**Collection entries**

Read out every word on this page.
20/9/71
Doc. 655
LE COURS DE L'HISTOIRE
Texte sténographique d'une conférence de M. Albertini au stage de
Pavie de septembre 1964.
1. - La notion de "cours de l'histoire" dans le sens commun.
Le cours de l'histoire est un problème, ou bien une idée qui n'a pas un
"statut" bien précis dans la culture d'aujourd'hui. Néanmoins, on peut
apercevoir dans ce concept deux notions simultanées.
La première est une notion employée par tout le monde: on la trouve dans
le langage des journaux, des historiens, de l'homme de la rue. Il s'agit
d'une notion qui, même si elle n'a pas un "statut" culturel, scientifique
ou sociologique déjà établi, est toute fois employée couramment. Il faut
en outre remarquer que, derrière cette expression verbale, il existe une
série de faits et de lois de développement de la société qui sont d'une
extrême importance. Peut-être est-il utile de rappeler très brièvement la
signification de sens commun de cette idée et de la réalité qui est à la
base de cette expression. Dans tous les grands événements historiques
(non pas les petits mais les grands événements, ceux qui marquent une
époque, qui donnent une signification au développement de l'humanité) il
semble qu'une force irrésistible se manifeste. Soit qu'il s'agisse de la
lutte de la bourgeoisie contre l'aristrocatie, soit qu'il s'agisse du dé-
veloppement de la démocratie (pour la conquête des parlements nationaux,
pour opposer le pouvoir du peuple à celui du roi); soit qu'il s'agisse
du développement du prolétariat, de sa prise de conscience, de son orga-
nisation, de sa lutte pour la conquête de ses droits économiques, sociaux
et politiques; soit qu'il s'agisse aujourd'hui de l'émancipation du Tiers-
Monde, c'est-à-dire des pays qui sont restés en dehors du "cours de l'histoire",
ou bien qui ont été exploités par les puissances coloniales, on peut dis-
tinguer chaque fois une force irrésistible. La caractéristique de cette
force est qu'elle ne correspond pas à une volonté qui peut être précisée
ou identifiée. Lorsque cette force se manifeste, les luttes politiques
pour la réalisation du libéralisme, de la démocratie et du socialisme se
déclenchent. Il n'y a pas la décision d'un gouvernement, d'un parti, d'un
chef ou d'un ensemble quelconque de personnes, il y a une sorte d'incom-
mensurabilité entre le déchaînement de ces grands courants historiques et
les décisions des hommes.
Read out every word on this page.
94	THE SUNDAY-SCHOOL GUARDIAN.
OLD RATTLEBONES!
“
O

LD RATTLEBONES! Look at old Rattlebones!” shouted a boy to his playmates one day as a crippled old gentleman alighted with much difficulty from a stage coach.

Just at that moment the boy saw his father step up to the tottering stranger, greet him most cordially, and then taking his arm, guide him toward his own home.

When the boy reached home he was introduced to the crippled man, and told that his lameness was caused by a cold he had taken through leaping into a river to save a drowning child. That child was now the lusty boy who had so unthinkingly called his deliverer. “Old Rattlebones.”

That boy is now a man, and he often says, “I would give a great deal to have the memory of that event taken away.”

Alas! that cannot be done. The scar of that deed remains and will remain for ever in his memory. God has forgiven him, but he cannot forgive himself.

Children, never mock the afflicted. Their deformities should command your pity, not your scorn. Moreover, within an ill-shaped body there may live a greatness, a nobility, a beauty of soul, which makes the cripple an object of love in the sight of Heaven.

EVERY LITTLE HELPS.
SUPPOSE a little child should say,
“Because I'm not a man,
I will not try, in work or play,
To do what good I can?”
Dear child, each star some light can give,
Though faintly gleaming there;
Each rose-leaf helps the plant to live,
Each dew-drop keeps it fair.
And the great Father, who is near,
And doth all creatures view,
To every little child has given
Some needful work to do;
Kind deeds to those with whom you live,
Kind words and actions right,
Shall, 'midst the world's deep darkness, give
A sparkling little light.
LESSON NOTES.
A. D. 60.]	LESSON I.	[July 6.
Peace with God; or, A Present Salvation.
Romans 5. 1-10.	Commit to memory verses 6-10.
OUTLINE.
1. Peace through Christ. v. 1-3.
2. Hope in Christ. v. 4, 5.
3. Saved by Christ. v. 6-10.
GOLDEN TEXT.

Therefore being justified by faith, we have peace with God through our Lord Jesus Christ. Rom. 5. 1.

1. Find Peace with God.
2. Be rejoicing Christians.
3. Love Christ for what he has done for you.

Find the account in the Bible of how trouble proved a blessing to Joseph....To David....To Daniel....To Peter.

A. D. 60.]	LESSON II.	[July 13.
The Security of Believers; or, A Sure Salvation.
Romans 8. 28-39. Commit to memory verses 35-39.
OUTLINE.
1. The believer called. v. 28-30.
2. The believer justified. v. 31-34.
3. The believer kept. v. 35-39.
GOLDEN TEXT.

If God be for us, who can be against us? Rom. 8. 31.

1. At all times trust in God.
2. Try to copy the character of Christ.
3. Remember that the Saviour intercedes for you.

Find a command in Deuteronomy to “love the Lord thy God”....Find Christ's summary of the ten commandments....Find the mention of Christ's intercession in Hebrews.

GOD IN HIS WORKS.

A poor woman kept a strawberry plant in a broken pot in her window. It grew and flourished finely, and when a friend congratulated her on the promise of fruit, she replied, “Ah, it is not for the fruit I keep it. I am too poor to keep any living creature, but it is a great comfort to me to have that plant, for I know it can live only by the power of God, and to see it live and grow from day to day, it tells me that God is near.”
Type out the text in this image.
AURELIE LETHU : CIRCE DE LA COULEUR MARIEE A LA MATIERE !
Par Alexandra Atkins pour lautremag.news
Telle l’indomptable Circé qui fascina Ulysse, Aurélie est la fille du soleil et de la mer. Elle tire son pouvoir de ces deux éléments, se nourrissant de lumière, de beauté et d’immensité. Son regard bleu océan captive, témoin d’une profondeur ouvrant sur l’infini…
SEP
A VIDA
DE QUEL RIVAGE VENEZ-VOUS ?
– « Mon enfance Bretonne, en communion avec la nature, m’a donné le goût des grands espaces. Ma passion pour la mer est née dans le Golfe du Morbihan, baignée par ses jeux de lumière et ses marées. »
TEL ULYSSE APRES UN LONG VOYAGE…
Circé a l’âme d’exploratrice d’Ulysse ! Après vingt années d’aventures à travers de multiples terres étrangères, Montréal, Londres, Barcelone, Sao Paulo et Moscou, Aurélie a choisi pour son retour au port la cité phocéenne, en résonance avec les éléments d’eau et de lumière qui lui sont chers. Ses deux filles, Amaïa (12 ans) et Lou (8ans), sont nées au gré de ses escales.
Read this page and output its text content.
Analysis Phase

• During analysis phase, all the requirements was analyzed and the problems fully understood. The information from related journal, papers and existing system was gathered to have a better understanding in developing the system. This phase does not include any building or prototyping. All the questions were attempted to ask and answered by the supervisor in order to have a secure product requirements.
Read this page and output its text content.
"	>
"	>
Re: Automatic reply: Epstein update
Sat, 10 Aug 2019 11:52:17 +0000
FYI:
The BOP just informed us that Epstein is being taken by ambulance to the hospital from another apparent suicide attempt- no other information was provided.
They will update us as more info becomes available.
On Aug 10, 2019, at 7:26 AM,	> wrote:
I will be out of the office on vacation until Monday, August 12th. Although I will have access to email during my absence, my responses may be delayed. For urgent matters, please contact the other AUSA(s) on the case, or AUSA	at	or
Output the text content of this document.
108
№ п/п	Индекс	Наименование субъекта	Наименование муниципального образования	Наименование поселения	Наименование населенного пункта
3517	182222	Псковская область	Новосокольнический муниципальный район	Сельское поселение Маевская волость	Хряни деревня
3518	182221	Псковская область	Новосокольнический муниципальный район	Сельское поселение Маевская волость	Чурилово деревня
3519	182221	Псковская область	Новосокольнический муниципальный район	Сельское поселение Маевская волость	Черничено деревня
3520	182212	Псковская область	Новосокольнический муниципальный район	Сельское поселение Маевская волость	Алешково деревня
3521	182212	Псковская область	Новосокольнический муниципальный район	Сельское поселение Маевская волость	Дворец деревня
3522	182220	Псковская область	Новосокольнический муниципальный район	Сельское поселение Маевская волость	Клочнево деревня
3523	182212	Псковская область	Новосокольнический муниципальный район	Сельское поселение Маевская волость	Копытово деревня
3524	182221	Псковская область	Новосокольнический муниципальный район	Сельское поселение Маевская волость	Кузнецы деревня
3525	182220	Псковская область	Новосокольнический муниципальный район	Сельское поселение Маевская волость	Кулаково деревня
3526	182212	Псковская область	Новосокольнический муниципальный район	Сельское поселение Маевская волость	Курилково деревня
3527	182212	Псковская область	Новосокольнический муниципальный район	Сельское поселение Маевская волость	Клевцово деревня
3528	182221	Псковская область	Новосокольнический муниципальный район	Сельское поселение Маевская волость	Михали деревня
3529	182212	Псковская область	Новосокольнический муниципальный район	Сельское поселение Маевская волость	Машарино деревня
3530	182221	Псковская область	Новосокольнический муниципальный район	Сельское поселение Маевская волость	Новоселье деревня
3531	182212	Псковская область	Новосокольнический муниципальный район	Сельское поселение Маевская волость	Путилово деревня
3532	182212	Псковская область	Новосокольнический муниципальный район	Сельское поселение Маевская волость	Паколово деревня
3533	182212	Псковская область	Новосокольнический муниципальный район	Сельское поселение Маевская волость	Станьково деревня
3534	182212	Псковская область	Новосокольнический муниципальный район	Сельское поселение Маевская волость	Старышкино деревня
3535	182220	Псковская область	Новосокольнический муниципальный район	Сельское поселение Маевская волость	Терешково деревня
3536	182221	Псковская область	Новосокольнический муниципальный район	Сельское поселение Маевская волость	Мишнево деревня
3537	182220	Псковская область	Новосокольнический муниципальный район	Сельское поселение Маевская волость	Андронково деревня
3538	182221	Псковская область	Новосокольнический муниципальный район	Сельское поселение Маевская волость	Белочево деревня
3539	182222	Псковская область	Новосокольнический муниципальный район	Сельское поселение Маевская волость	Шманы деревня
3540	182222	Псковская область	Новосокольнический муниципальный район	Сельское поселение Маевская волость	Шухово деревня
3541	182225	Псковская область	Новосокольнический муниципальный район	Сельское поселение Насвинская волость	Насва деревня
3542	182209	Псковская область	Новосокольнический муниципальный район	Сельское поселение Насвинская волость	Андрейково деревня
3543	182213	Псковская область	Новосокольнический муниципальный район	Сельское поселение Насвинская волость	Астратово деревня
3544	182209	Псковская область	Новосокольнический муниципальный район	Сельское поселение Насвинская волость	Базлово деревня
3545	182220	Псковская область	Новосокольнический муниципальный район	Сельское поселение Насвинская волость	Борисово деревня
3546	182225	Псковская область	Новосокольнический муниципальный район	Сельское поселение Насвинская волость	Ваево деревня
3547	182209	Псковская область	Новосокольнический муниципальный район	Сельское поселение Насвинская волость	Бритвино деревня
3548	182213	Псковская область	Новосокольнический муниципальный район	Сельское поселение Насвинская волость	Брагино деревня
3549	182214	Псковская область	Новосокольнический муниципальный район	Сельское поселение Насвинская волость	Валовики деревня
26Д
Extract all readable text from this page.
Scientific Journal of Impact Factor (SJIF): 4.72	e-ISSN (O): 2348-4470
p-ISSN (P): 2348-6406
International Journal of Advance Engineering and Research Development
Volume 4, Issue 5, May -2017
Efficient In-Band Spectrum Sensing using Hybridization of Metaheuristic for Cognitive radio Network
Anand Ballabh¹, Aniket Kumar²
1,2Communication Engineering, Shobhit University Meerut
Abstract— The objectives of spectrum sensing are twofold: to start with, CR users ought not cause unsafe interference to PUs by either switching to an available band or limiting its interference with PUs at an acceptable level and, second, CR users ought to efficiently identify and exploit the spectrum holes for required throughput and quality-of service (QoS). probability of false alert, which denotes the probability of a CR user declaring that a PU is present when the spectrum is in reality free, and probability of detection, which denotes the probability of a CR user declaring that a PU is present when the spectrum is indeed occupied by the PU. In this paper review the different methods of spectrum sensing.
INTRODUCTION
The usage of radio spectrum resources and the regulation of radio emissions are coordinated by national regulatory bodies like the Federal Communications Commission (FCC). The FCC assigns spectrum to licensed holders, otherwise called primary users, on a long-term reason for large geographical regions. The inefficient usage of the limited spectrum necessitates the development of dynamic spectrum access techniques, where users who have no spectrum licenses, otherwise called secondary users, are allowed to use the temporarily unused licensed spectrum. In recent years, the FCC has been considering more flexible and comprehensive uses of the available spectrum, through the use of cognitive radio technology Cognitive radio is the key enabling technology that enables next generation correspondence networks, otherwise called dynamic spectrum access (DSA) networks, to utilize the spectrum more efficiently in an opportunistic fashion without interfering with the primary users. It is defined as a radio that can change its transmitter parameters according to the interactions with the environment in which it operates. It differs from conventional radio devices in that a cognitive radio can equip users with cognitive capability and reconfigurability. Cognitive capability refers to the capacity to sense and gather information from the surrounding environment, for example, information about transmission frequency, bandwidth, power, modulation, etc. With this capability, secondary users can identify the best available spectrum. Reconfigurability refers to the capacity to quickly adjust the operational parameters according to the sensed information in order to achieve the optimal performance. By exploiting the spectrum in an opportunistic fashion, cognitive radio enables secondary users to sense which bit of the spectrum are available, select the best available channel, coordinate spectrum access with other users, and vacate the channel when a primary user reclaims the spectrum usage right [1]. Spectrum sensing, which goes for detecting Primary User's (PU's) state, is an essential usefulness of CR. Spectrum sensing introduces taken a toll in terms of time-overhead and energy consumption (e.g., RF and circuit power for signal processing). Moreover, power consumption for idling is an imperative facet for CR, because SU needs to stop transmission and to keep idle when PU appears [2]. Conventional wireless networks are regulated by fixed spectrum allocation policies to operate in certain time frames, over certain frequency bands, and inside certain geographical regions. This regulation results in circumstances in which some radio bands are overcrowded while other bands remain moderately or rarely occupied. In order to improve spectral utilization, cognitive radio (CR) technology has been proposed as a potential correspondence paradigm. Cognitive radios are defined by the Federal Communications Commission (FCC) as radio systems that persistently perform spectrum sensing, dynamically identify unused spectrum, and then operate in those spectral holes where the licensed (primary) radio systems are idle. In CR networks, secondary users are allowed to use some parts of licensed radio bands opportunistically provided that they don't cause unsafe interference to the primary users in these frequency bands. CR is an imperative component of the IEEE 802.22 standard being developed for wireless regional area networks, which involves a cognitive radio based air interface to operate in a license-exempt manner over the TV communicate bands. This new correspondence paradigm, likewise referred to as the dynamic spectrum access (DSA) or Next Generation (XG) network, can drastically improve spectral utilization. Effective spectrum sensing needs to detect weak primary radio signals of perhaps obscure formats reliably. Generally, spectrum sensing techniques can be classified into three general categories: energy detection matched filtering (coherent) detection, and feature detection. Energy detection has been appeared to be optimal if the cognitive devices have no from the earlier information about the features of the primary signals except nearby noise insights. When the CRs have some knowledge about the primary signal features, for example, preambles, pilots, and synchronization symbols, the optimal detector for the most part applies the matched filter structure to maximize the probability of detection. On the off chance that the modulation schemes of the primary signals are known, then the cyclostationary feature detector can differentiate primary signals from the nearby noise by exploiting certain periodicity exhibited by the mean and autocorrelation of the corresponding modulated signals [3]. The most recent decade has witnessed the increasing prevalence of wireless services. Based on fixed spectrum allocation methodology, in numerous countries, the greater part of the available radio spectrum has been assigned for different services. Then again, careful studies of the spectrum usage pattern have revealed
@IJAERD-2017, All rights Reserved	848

**Task objective**
Pull out the lines above in which the word "justified" appears.

**Exercise output**
Therefore being justified by faith, we have peace with God through our Lord Jesus Christ. Rom. 5. 1.
2. The believer justified. v. 31-34.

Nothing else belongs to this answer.